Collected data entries
↓
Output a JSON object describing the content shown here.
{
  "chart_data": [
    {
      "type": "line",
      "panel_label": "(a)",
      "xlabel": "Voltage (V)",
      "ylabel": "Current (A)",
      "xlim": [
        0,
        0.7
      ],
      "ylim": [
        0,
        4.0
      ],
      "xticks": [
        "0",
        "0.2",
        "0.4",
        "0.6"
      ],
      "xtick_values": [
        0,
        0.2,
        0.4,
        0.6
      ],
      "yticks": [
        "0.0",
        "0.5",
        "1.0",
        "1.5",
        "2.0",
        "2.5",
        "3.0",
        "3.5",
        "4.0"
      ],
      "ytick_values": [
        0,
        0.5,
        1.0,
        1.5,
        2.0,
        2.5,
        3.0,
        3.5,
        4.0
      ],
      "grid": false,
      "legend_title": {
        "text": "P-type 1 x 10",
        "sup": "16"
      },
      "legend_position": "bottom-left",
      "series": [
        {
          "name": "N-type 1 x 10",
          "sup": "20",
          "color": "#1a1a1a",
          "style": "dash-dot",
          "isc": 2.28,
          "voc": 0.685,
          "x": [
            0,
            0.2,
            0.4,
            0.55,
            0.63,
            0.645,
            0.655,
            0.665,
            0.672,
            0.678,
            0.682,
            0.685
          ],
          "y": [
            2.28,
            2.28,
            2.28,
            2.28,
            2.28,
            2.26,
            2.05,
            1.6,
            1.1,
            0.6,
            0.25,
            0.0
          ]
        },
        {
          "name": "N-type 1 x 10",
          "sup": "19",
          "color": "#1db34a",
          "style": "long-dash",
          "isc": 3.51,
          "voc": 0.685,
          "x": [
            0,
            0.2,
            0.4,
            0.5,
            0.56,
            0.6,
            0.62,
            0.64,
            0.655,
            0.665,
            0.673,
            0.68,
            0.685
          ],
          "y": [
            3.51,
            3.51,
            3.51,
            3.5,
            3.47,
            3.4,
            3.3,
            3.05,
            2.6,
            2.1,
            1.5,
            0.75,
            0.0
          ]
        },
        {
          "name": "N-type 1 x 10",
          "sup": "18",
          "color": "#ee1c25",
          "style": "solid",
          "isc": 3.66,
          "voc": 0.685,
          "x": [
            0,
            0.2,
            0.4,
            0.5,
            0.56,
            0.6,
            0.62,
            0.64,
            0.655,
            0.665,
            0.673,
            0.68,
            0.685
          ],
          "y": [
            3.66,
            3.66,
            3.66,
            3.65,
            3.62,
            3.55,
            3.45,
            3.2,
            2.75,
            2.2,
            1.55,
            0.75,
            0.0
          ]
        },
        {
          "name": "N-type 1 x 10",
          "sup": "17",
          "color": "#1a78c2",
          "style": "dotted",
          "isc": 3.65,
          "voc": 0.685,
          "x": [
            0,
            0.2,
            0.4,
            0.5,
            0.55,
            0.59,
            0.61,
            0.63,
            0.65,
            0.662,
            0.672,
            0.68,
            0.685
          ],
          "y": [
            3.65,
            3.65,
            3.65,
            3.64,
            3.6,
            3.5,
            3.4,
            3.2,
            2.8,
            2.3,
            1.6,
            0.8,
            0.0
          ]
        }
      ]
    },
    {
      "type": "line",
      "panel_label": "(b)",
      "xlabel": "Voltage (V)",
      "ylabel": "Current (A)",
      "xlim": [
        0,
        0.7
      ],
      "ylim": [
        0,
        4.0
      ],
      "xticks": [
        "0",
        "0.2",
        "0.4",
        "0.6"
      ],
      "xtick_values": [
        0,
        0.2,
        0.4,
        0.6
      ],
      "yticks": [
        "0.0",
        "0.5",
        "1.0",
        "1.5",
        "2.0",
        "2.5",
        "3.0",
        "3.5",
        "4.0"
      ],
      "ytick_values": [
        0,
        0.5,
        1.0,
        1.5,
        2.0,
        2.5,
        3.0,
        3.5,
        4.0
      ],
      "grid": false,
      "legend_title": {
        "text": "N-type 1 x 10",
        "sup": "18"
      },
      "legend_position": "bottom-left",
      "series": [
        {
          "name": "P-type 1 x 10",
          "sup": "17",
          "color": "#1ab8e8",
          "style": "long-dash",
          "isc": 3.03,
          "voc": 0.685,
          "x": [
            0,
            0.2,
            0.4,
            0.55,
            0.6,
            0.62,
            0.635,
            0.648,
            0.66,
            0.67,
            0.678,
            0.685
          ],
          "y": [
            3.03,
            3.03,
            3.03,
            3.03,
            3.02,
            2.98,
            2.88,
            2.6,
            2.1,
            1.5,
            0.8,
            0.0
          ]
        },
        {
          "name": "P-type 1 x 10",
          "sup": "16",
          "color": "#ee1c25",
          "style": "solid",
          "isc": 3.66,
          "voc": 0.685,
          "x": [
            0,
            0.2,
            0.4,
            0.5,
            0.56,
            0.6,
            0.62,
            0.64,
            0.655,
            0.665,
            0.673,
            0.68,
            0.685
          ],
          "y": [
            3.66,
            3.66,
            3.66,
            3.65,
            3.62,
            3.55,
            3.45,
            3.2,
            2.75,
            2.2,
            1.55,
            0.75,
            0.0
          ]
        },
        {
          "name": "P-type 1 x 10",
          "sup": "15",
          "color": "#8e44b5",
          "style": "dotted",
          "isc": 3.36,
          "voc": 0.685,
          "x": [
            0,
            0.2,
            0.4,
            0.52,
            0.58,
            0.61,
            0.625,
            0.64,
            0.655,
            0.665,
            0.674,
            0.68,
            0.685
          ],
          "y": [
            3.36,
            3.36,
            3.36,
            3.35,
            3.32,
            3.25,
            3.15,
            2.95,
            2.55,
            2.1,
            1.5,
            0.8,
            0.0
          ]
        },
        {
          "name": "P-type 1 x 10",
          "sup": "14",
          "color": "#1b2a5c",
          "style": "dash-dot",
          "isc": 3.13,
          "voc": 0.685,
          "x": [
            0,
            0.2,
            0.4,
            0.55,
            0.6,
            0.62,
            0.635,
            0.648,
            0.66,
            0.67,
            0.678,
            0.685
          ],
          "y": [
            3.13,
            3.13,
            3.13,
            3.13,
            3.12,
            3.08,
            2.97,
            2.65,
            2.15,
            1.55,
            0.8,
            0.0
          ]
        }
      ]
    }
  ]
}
↑
↓
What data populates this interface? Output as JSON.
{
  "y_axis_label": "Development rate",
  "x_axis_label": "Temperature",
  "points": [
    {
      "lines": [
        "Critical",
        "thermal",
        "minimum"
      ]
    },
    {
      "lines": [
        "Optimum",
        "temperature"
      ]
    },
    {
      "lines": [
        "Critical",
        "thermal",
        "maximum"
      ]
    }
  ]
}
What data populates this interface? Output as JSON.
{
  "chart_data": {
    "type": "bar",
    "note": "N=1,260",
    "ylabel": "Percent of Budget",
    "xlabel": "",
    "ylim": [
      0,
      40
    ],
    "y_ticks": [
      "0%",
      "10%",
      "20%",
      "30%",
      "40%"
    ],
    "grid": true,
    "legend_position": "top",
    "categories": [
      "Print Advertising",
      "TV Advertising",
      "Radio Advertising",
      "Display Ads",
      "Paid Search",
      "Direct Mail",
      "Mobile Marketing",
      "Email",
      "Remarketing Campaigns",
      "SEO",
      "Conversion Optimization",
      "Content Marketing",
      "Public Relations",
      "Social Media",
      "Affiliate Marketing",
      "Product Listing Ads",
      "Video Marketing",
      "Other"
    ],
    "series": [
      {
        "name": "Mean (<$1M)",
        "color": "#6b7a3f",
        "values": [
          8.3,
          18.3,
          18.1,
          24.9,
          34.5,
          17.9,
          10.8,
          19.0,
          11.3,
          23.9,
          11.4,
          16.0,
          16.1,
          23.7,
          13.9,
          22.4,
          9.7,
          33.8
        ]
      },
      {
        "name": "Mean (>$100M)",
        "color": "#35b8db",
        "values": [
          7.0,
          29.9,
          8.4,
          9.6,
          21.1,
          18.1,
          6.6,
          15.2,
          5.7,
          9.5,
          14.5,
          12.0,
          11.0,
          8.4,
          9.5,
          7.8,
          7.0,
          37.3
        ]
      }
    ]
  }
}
↑
*The task:*
Identify every line where the string "color" appears.

*Exercise response:*
          "color": "#1a1a1a",
          "color": "#1db34a",
          "color": "#ee1c25",
          "color": "#1a78c2",
          "color": "#1ab8e8",
          "color": "#ee1c25",
          "color": "#8e44b5",
          "color": "#1b2a5c",
        "color": "#6b7a3f",
        "color": "#35b8db",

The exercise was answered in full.